▸ **YOUR TASK**
Within the listing below, locate all lines containing the word "screenshot". Copy each one.
---------- PROVIDED RECORDS
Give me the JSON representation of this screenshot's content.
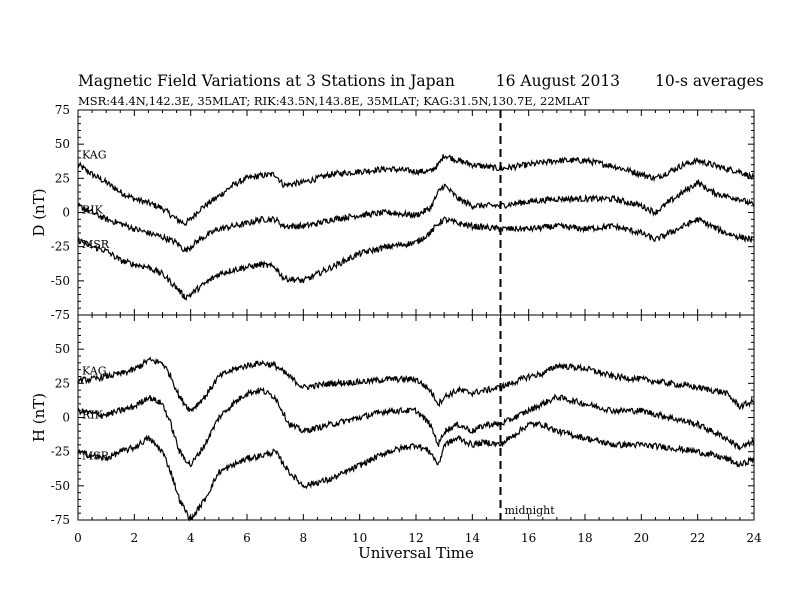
{
  "chart_data": {
    "type": "line",
    "title": "Magnetic Field Variations at 3 Stations in Japan",
    "date": "16  August  2013",
    "averaging": "10-s averages",
    "subtitle": "MSR:44.4N,142.3E, 35MLAT;  RIK:43.5N,143.8E, 35MLAT;  KAG:31.5N,130.7E, 22MLAT",
    "xlabel": "Universal Time",
    "xlim": [
      0,
      24
    ],
    "xticks": [
      "0",
      "2",
      "4",
      "6",
      "8",
      "10",
      "12",
      "14",
      "16",
      "18",
      "20",
      "22",
      "24"
    ],
    "annotation": {
      "label": "midnight",
      "x": 15
    },
    "panels": [
      {
        "ylabel": "D (nT)",
        "ylim": [
          -75,
          75
        ],
        "yticks": [
          "75",
          "50",
          "25",
          "0",
          "-25",
          "-50",
          "-75"
        ],
        "series": [
          {
            "name": "KAG",
            "x": [
              0,
              0.5,
              1,
              1.5,
              2,
              2.5,
              3,
              3.5,
              3.8,
              4,
              4.3,
              5,
              5.5,
              6,
              6.5,
              7,
              7.3,
              8,
              8.5,
              9,
              10,
              11,
              12,
              12.5,
              12.8,
              13,
              13.5,
              14,
              15,
              16,
              17,
              18,
              19,
              20,
              20.5,
              21,
              21.5,
              22,
              22.5,
              23,
              23.5,
              24
            ],
            "y": [
              35,
              28,
              22,
              15,
              10,
              7,
              3,
              -5,
              -8,
              -5,
              2,
              12,
              20,
              25,
              27,
              28,
              20,
              22,
              25,
              28,
              30,
              32,
              30,
              30,
              35,
              42,
              38,
              35,
              32,
              35,
              38,
              38,
              34,
              28,
              25,
              30,
              35,
              38,
              35,
              32,
              30,
              25
            ]
          },
          {
            "name": "RIK",
            "x": [
              0,
              0.5,
              1,
              1.5,
              2,
              2.5,
              3,
              3.5,
              3.8,
              4,
              4.3,
              5,
              5.5,
              6,
              6.5,
              7,
              7.3,
              8,
              8.5,
              9,
              10,
              11,
              12,
              12.5,
              12.8,
              13,
              13.5,
              14,
              15,
              16,
              17,
              18,
              19,
              20,
              20.5,
              21,
              21.5,
              22,
              22.5,
              23,
              23.5,
              24
            ],
            "y": [
              5,
              0,
              -5,
              -8,
              -12,
              -15,
              -18,
              -22,
              -28,
              -25,
              -20,
              -12,
              -10,
              -8,
              -5,
              -5,
              -10,
              -10,
              -8,
              -5,
              -2,
              0,
              -2,
              3,
              15,
              20,
              10,
              5,
              5,
              8,
              10,
              10,
              10,
              5,
              0,
              8,
              15,
              22,
              15,
              12,
              10,
              5
            ]
          },
          {
            "name": "MSR",
            "x": [
              0,
              0.5,
              1,
              1.5,
              2,
              2.5,
              3,
              3.5,
              3.8,
              4,
              4.3,
              5,
              5.5,
              6,
              6.5,
              7,
              7.3,
              8,
              8.5,
              9,
              10,
              11,
              12,
              12.5,
              12.8,
              13,
              13.5,
              14,
              15,
              16,
              17,
              18,
              19,
              20,
              20.5,
              21,
              21.5,
              22,
              22.5,
              23,
              23.5,
              24
            ],
            "y": [
              -20,
              -25,
              -28,
              -35,
              -38,
              -40,
              -45,
              -55,
              -62,
              -60,
              -55,
              -45,
              -42,
              -40,
              -38,
              -40,
              -48,
              -50,
              -45,
              -40,
              -30,
              -25,
              -22,
              -15,
              -8,
              -5,
              -8,
              -10,
              -12,
              -12,
              -10,
              -12,
              -10,
              -15,
              -20,
              -15,
              -10,
              -5,
              -10,
              -15,
              -18,
              -20
            ]
          }
        ]
      },
      {
        "ylabel": "H (nT)",
        "ylim": [
          -75,
          75
        ],
        "yticks": [
          "75",
          "50",
          "25",
          "0",
          "-25",
          "-50",
          "-75"
        ],
        "series": [
          {
            "name": "KAG",
            "x": [
              0,
              0.5,
              1,
              1.5,
              2,
              2.5,
              3,
              3.3,
              3.6,
              4,
              4.5,
              5,
              5.5,
              6,
              6.5,
              7,
              7.5,
              8,
              9,
              10,
              11,
              12,
              12.5,
              12.8,
              13,
              13.5,
              14,
              14.5,
              15,
              16,
              16.5,
              17,
              18,
              19,
              20,
              21,
              22,
              23,
              23.5,
              24
            ],
            "y": [
              27,
              28,
              30,
              32,
              35,
              42,
              40,
              30,
              15,
              5,
              15,
              30,
              35,
              38,
              40,
              38,
              30,
              22,
              25,
              26,
              28,
              28,
              20,
              10,
              15,
              20,
              18,
              20,
              22,
              30,
              32,
              38,
              36,
              30,
              28,
              25,
              22,
              18,
              8,
              12
            ]
          },
          {
            "name": "RIK",
            "x": [
              0,
              0.5,
              1,
              1.5,
              2,
              2.5,
              3,
              3.3,
              3.6,
              4,
              4.5,
              5,
              5.5,
              6,
              6.5,
              7,
              7.5,
              8,
              9,
              10,
              11,
              12,
              12.5,
              12.8,
              13,
              13.5,
              14,
              14.5,
              15,
              16,
              16.5,
              17,
              18,
              19,
              20,
              21,
              22,
              23,
              23.5,
              24
            ],
            "y": [
              5,
              3,
              2,
              5,
              8,
              15,
              10,
              -5,
              -25,
              -35,
              -20,
              0,
              10,
              18,
              20,
              15,
              -5,
              -10,
              -5,
              0,
              5,
              5,
              -5,
              -20,
              -10,
              -5,
              -10,
              -5,
              -5,
              5,
              10,
              15,
              10,
              5,
              5,
              0,
              -5,
              -15,
              -22,
              -18
            ]
          },
          {
            "name": "MSR",
            "x": [
              0,
              0.5,
              1,
              1.5,
              2,
              2.5,
              3,
              3.3,
              3.6,
              4,
              4.5,
              5,
              5.5,
              6,
              6.5,
              7,
              7.5,
              8,
              9,
              10,
              11,
              12,
              12.5,
              12.8,
              13,
              13.5,
              14,
              14.5,
              15,
              16,
              16.5,
              17,
              18,
              19,
              20,
              21,
              22,
              23,
              23.5,
              24
            ],
            "y": [
              -25,
              -28,
              -30,
              -25,
              -22,
              -15,
              -25,
              -40,
              -60,
              -75,
              -60,
              -40,
              -35,
              -30,
              -28,
              -25,
              -40,
              -50,
              -45,
              -35,
              -25,
              -20,
              -25,
              -35,
              -20,
              -15,
              -20,
              -18,
              -20,
              -5,
              -5,
              -10,
              -15,
              -20,
              -20,
              -22,
              -25,
              -30,
              -35,
              -30
            ]
          }
        ]
      }
    ]
  }
}
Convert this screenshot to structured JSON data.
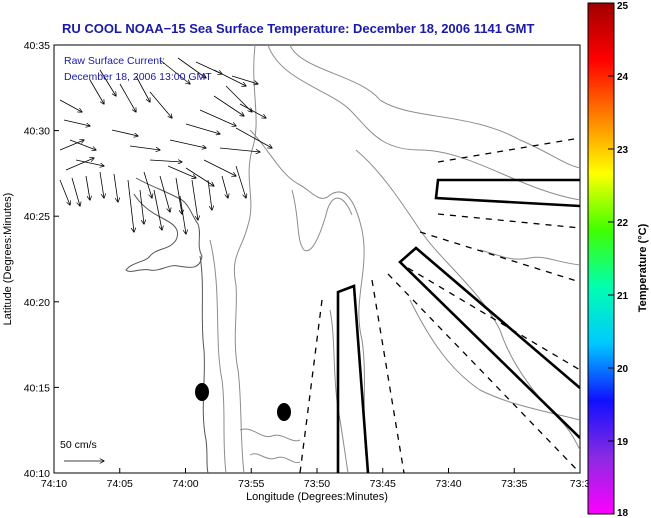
--------------------
▸ **ANSWER TO THIS PROBLEM**
Give me the JSON representation of this screenshot's content.
Convert this screenshot to structured JSON data.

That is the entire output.